→ PROBLEM REQUIREMENTS
Within the material below, find each line bearing the word "City" and present it.

→ MATERIAL FOR THIS EXERCISE
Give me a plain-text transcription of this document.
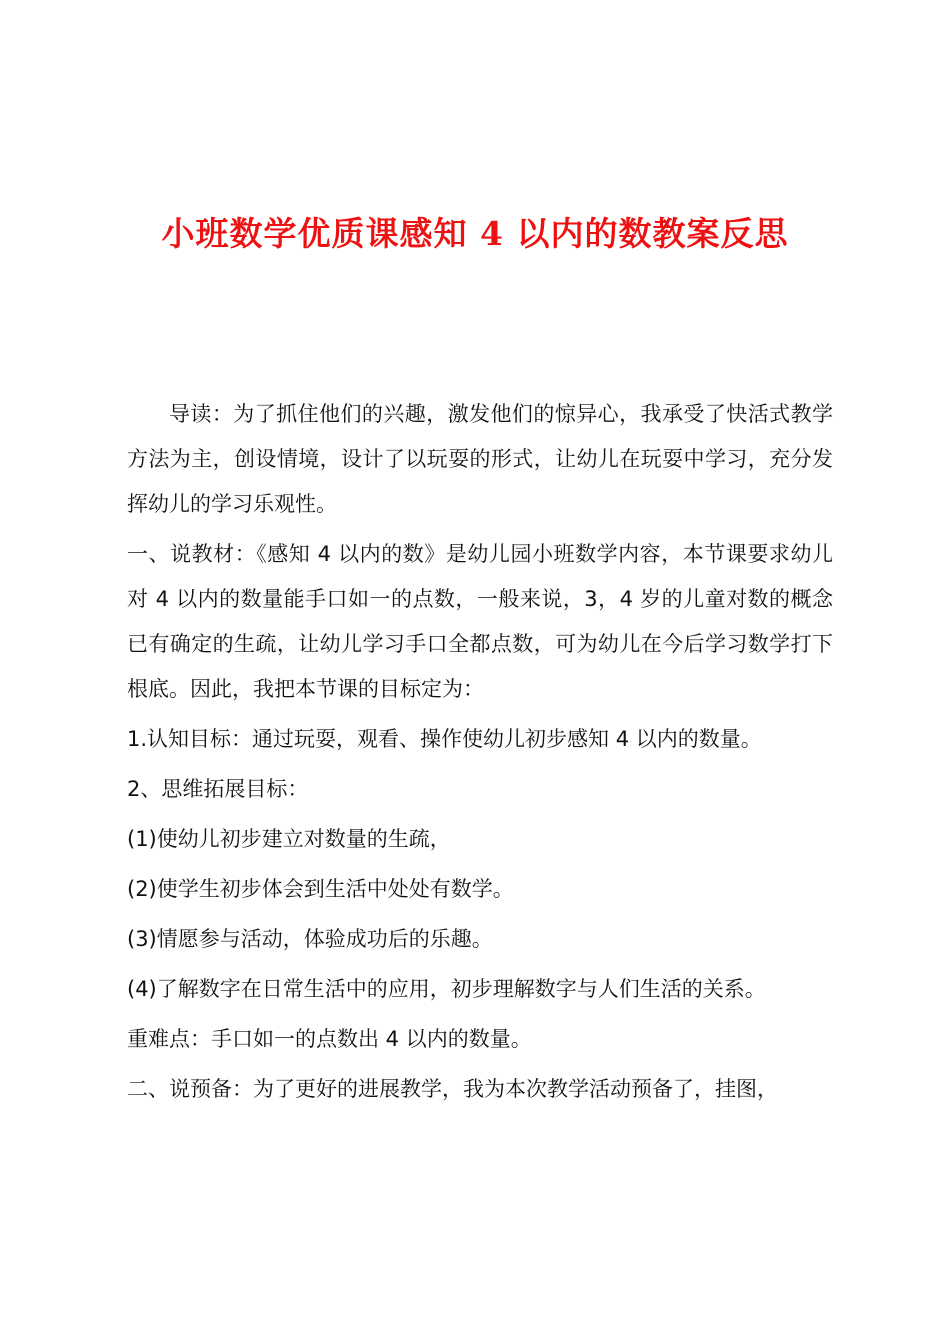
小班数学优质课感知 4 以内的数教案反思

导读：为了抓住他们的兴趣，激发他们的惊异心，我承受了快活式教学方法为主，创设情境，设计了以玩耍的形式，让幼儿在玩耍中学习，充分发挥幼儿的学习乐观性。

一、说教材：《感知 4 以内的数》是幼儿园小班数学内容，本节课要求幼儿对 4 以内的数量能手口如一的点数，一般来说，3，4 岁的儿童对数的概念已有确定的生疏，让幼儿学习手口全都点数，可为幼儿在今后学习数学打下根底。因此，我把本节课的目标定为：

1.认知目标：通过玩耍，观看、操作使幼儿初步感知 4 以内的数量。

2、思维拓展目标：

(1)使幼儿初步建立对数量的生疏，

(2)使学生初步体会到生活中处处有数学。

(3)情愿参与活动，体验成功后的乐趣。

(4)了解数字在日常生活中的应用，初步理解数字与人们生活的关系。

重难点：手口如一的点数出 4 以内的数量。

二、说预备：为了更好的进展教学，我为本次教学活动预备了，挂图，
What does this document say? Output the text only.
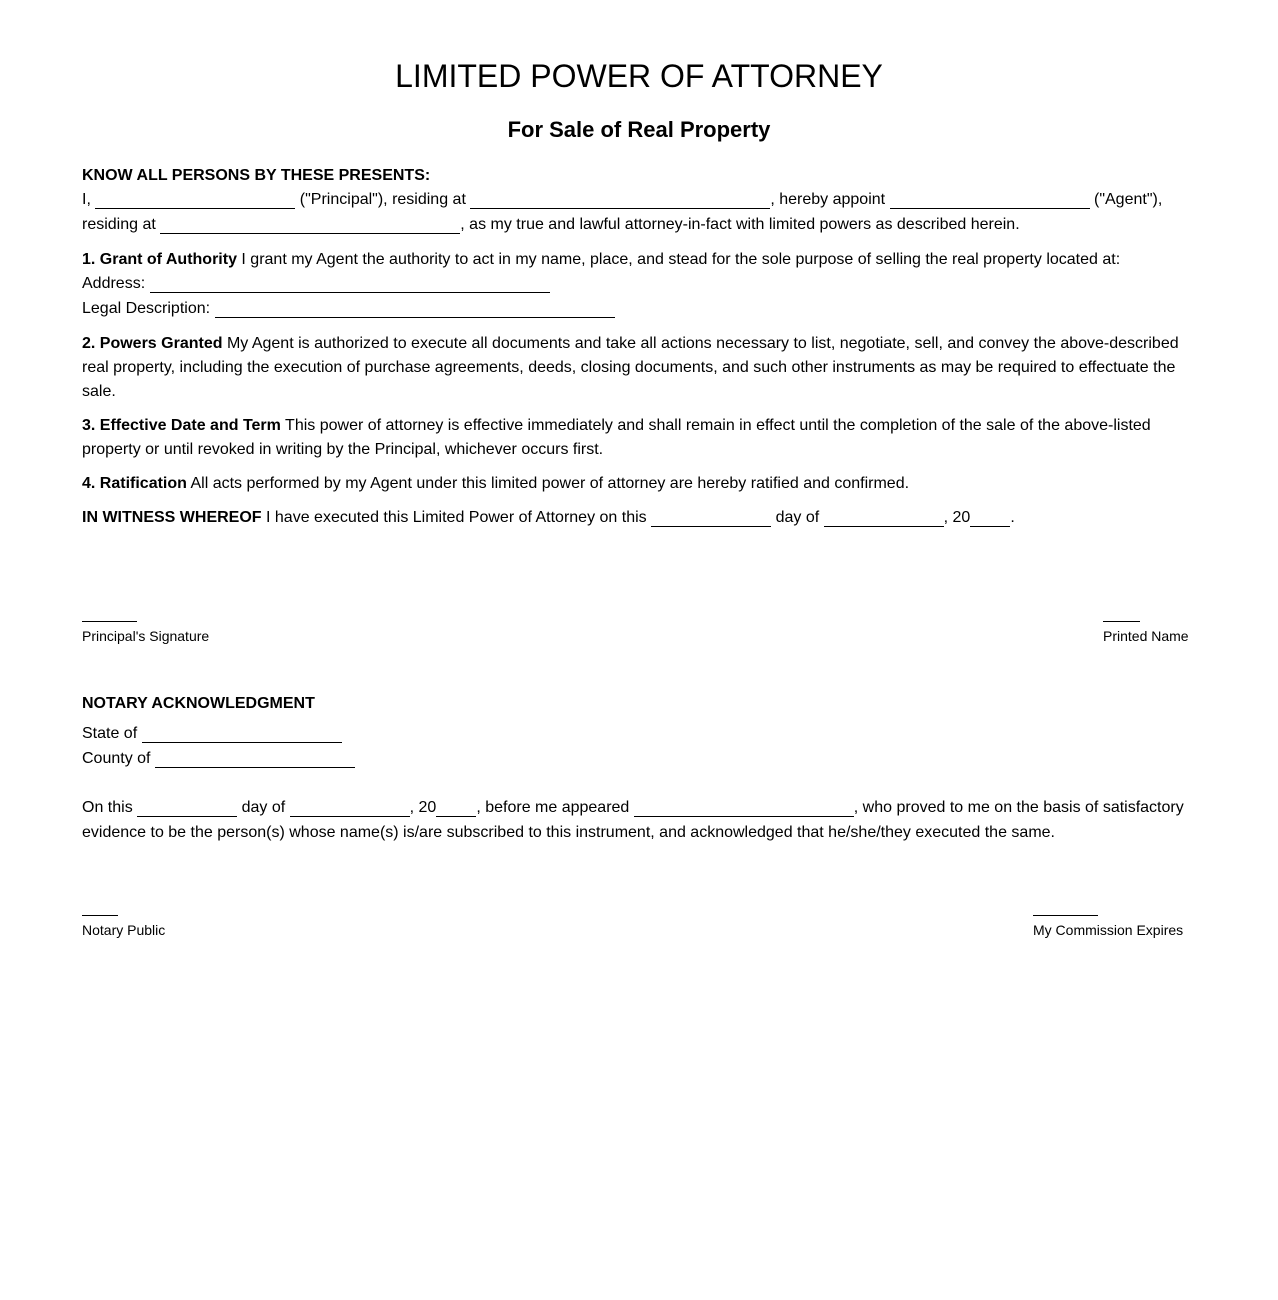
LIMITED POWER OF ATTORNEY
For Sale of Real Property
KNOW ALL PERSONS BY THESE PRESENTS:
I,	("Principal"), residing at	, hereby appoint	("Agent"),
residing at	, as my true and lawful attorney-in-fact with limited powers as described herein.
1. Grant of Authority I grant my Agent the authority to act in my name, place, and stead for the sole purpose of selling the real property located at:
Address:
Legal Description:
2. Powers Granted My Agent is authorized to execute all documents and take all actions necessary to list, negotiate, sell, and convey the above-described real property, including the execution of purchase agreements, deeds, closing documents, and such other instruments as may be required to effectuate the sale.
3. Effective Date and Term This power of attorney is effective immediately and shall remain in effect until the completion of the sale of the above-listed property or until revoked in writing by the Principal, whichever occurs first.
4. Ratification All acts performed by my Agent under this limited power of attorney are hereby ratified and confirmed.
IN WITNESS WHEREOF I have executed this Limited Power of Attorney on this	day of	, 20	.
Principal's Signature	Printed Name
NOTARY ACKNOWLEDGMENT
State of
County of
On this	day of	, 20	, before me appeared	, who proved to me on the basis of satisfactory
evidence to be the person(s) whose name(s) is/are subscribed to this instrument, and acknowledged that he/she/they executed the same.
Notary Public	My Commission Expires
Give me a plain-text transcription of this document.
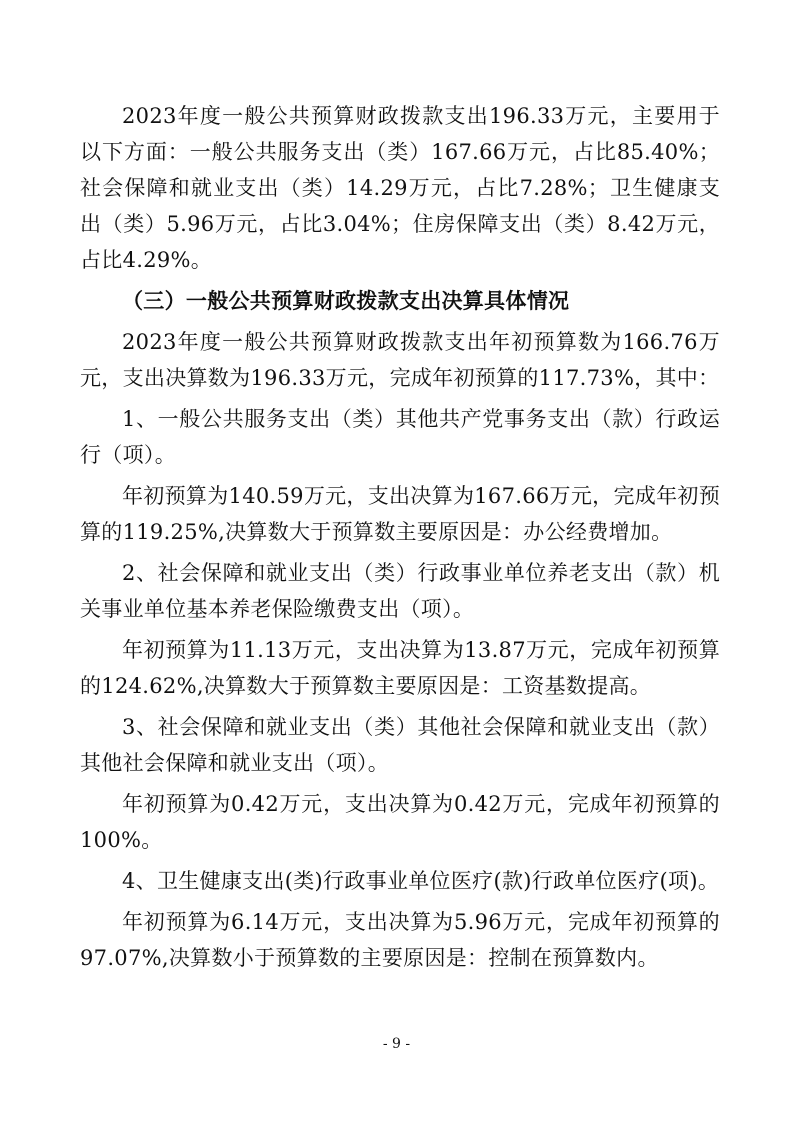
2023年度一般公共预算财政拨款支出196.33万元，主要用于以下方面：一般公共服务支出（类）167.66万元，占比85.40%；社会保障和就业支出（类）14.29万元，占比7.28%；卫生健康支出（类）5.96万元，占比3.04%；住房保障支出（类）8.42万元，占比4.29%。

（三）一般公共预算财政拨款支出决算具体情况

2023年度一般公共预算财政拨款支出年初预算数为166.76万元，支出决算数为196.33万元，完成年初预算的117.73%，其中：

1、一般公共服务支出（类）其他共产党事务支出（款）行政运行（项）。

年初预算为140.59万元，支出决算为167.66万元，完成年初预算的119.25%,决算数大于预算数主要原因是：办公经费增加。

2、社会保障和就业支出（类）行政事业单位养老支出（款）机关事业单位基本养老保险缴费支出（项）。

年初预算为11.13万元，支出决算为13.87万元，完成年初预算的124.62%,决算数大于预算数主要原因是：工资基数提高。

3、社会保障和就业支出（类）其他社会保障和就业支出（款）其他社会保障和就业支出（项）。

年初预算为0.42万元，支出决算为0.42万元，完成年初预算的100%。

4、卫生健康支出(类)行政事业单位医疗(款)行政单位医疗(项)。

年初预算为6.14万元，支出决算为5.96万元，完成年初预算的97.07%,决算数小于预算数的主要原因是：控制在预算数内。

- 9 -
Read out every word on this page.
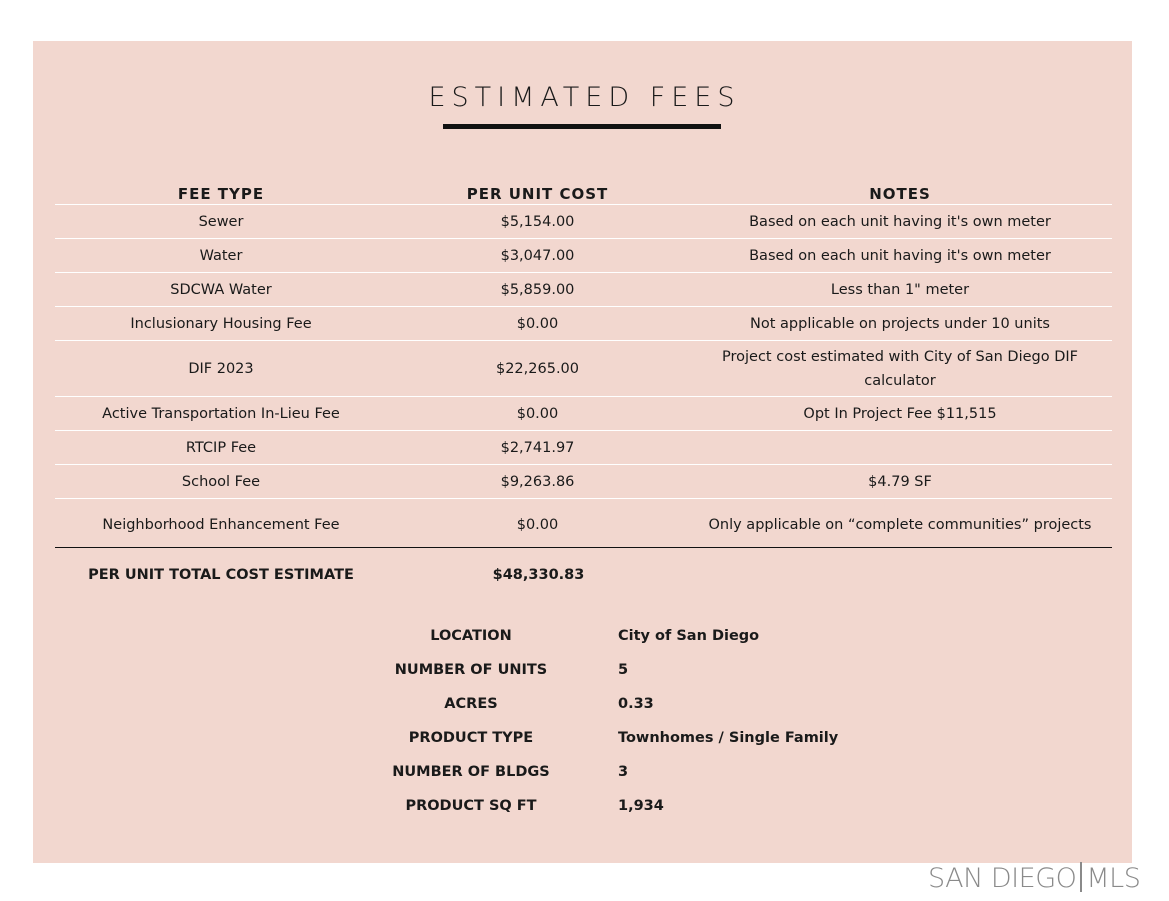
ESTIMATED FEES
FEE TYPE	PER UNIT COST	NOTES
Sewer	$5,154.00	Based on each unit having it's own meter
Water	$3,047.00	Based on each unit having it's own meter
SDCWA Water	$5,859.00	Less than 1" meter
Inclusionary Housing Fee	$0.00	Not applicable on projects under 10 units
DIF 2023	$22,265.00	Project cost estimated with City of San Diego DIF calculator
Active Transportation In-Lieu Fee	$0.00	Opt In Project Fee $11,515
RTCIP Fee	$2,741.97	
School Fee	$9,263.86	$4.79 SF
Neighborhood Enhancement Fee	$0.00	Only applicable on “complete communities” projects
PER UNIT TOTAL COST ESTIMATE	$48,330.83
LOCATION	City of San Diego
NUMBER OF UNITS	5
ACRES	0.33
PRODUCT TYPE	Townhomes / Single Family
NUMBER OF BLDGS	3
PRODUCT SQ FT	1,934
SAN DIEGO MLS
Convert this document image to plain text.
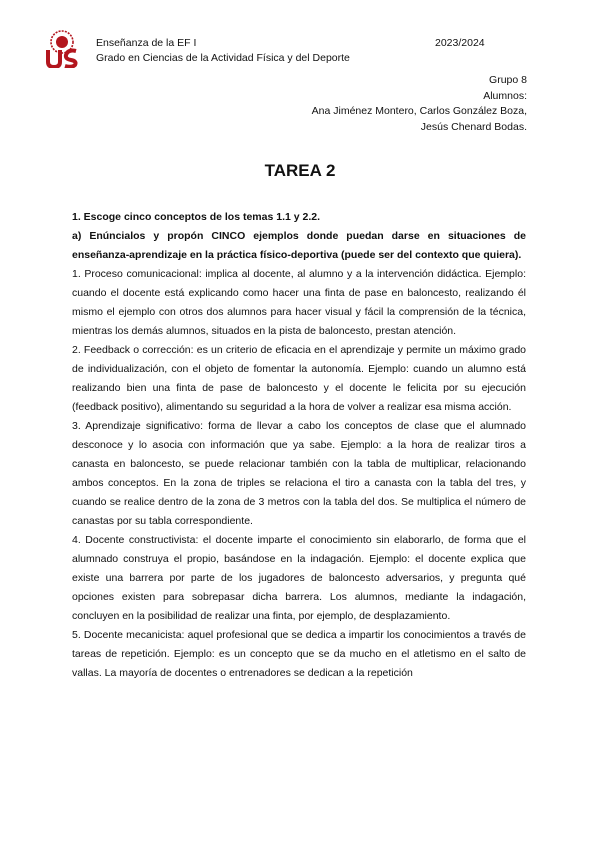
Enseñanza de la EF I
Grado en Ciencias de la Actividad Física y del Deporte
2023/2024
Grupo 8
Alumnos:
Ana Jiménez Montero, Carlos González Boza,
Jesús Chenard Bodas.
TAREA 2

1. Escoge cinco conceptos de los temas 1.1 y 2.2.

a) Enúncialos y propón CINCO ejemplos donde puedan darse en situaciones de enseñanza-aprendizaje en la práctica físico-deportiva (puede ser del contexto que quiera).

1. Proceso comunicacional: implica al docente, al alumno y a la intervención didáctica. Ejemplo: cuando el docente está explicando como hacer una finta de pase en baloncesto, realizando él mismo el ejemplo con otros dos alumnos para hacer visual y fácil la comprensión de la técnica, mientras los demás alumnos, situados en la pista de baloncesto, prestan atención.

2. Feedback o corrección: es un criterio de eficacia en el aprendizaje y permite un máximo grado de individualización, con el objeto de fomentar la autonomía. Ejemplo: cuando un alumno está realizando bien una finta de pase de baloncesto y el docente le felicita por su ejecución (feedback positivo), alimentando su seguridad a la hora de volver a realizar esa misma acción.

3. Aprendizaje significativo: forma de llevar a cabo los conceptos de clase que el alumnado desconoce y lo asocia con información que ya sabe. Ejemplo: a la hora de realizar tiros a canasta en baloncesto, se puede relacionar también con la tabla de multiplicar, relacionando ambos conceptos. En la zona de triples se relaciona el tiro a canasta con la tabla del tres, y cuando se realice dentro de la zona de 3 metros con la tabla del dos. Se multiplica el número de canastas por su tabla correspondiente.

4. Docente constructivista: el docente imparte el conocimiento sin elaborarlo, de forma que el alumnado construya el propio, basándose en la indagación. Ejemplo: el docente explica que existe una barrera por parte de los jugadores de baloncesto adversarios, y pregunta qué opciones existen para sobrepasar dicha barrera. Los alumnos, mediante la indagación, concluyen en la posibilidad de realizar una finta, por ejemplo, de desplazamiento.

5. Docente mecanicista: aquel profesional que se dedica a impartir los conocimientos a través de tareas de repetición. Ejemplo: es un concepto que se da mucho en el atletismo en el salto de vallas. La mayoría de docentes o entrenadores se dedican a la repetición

→ ANSWER TO THE PROBLEM
DIF 2023	$22,265.00	Project cost estimated with City of San Diego DIF calculator
LOCATION	City of San Diego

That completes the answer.